■ Element and coordinate data ■

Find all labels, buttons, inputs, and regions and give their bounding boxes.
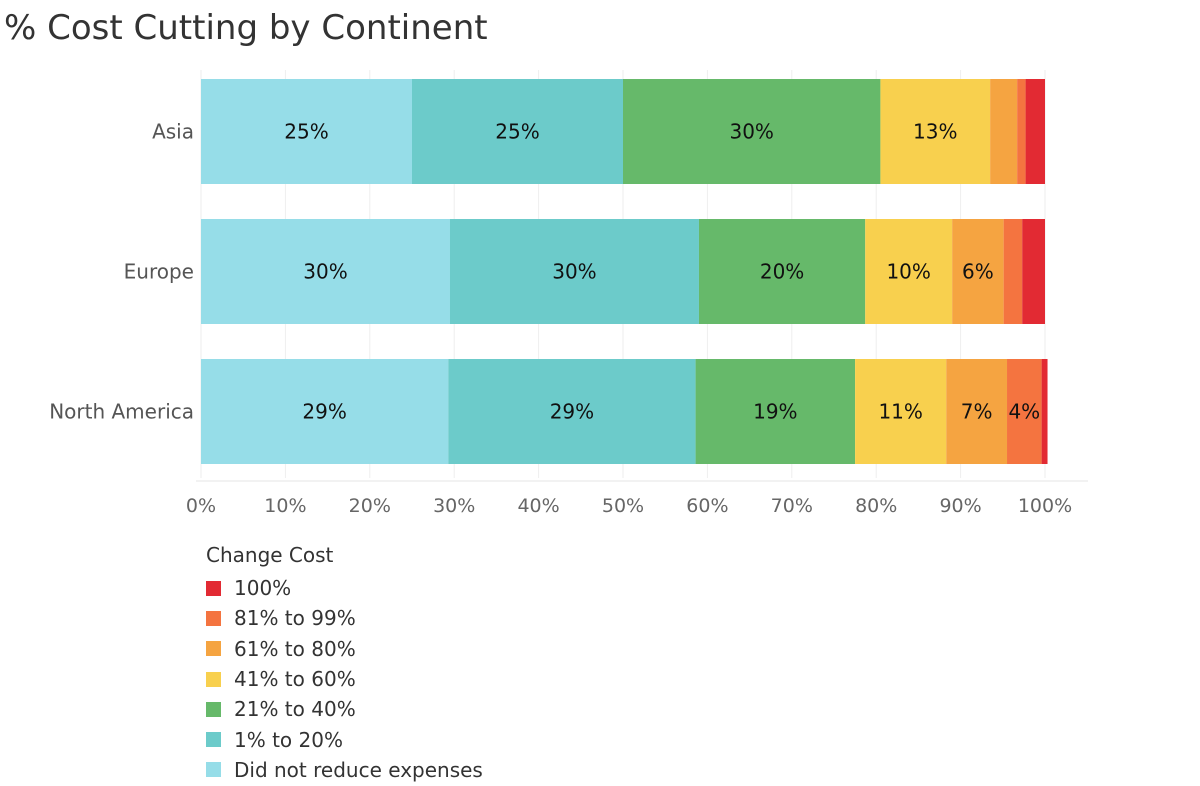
bar-segment [698,219,866,324]
legend-swatch [206,762,221,778]
legend-swatch [206,732,221,748]
legend-label: 61% to 80% [234,636,356,661]
bar-segment [201,219,450,324]
legend-item[interactable]: Did not reduce expenses [206,755,483,785]
chart-title: % Cost Cutting by Continent [4,8,488,48]
x-tick-label: 70% [771,495,813,517]
legend-swatch [206,701,221,717]
bar-segment [449,219,699,324]
x-tick-label: 50% [602,495,644,517]
bar-data-label: 13% [913,120,957,144]
x-tick-label: 10% [264,495,306,517]
x-tick-label: 80% [855,495,897,517]
legend-label: 100% [234,576,292,601]
bar-segment [855,359,947,464]
bar-series [201,79,1048,464]
stacked-bar-chart: 25% 25% 30% 13% 30% 30% 20% 10% 6% 29% 29% 19% 11% 7%… [49,70,1088,517]
legend-label: Did not reduce expenses [234,757,483,782]
bar-segment [946,359,1008,464]
bar-segment [695,359,856,464]
bar-data-label: 11% [878,400,922,424]
bar-segment [880,79,991,184]
bar-segment [412,79,623,184]
bar-data-label: 29% [302,400,346,424]
bar-segment [865,219,953,324]
bar-data-label: 30% [303,260,347,284]
legend-swatch [206,671,221,687]
bar-data-label: 7% [961,400,993,424]
legend-items: 100% 81% to 99% 61% to 80% 41% to 60% 21% to… [206,573,483,785]
bar-segment [1041,359,1048,464]
bar-data-label: 30% [729,120,773,144]
legend-label: 21% to 40% [234,697,356,722]
bar-data-label: 19% [753,400,797,424]
legend-item[interactable]: 81% to 99% [206,603,483,633]
bar-segment [990,79,1018,184]
x-tick-label: 0% [186,495,216,517]
legend-swatch [206,641,221,657]
bar-segment [201,79,412,184]
bar-segment [448,359,696,464]
x-tick-label: 40% [517,495,559,517]
x-tick-label: 90% [939,495,981,517]
category-axis-labels: Asia Europe North America [49,120,194,424]
legend: Change Cost 100% 81% to 99% 61% to 80% 41% … [206,543,483,785]
bar-segment [1025,79,1045,184]
legend-swatch [206,580,221,596]
x-axis-tick-labels: 0% 10% 20% 30% 40% 50% 60% 70% 80% 90% 100% [186,495,1072,517]
bar-segment [1007,359,1042,464]
x-tick-label: 20% [349,495,391,517]
bar-segment [201,359,449,464]
data-labels: 25% 25% 30% 13% 30% 30% 20% 10% 6% 29% 29% 19% 11% 7%… [284,120,1040,424]
legend-item[interactable]: 61% to 80% [206,634,483,664]
bar-data-label: 4% [1008,400,1040,424]
bar-data-label: 25% [284,120,328,144]
legend-label: 41% to 60% [234,667,356,692]
legend-item[interactable]: 100% [206,573,483,603]
legend-item[interactable]: 21% to 40% [206,694,483,724]
bar-data-label: 30% [552,260,596,284]
bar-data-label: 20% [760,260,804,284]
legend-label: 1% to 20% [234,727,343,752]
bar-segment [623,79,881,184]
category-label: Europe [124,260,194,284]
bar-data-label: 6% [962,260,994,284]
category-label: North America [49,400,194,424]
category-label: Asia [152,120,194,144]
bar-data-label: 10% [886,260,930,284]
legend-item[interactable]: 1% to 20% [206,724,483,754]
x-tick-label: 60% [686,495,728,517]
legend-title: Change Cost [206,543,334,567]
bar-segment [1022,219,1045,324]
bar-data-label: 25% [495,120,539,144]
bar-segment [1003,219,1023,324]
x-tick-label: 100% [1018,495,1072,517]
legend-item[interactable]: 41% to 60% [206,664,483,694]
bar-data-label: 29% [550,400,594,424]
legend-label: 81% to 99% [234,606,356,631]
bar-segment [952,219,1004,324]
legend-swatch [206,610,221,626]
bar-segment [1017,79,1026,184]
x-tick-label: 30% [433,495,475,517]
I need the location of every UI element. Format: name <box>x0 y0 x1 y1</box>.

■ GIVEN INSTRUCTION ■
Reproduce word for word the data from the line containing "bar-segment [698,219,866,324]" through the line containing "legend-item[interactable]: 21% to", including both of those lines.

■ OUTPUT OF THE EXERCISE ■
bar-segment [698,219,866,324]
legend-swatch [206,762,221,778]
legend-swatch [206,732,221,748]
legend-label: 61% to 80% [234,636,356,661]
bar-segment [201,219,450,324]
legend-item[interactable]: Did not reduce expenses [206,755,483,785]
chart-title: % Cost Cutting by Continent [4,8,488,48]
x-tick-label: 70% [771,495,813,517]
legend-swatch [206,701,221,717]
bar-segment [449,219,699,324]
x-tick-label: 50% [602,495,644,517]
bar-data-label: 13% [913,120,957,144]
x-tick-label: 10% [264,495,306,517]
x-tick-label: 80% [855,495,897,517]
legend-label: 100% [234,576,292,601]
bar-segment [855,359,947,464]
bar-series [201,79,1048,464]
stacked-bar-chart: 25% 25% 30% 13% 30% 30% 20% 10% 6% 29% 29% 19% 11% 7%… [49,70,1088,517]
legend-label: Did not reduce expenses [234,757,483,782]
bar-segment [946,359,1008,464]
bar-segment [695,359,856,464]
bar-data-label: 11% [878,400,922,424]
bar-segment [880,79,991,184]
bar-segment [412,79,623,184]
bar-data-label: 29% [302,400,346,424]
bar-segment [865,219,953,324]
bar-data-label: 30% [303,260,347,284]
legend-swatch [206,671,221,687]
bar-data-label: 7% [961,400,993,424]
legend-items: 100% 81% to 99% 61% to 80% 41% to 60% 21% to… [206,573,483,785]
bar-segment [1041,359,1048,464]
bar-data-label: 30% [729,120,773,144]
legend-label: 21% to 40% [234,697,356,722]
bar-data-label: 19% [753,400,797,424]
legend-item[interactable]: 81% to 99% [206,603,483,633]
bar-segment [990,79,1018,184]
x-tick-label: 0% [186,495,216,517]
legend-swatch [206,641,221,657]
bar-segment [201,79,412,184]
bar-segment [448,359,696,464]
x-tick-label: 40% [517,495,559,517]
x-tick-label: 90% [939,495,981,517]
category-axis-labels: Asia Europe North America [49,120,194,424]
legend: Change Cost 100% 81% to 99% 61% to 80% 41% … [206,543,483,785]
bar-segment [1025,79,1045,184]
legend-swatch [206,580,221,596]
x-axis-tick-labels: 0% 10% 20% 30% 40% 50% 60% 70% 80% 90% 100% [186,495,1072,517]
bar-segment [1007,359,1042,464]
x-tick-label: 20% [349,495,391,517]
bar-segment [201,359,449,464]
data-labels: 25% 25% 30% 13% 30% 30% 20% 10% 6% 29% 29% 19% 11% 7%… [284,120,1040,424]
legend-item[interactable]: 61% to 80% [206,634,483,664]
bar-data-label: 4% [1008,400,1040,424]
bar-data-label: 25% [284,120,328,144]
legend-label: 41% to 60% [234,667,356,692]
legend-item[interactable]: 100% [206,573,483,603]
legend-item[interactable]: 21% to 40% [206,694,483,724]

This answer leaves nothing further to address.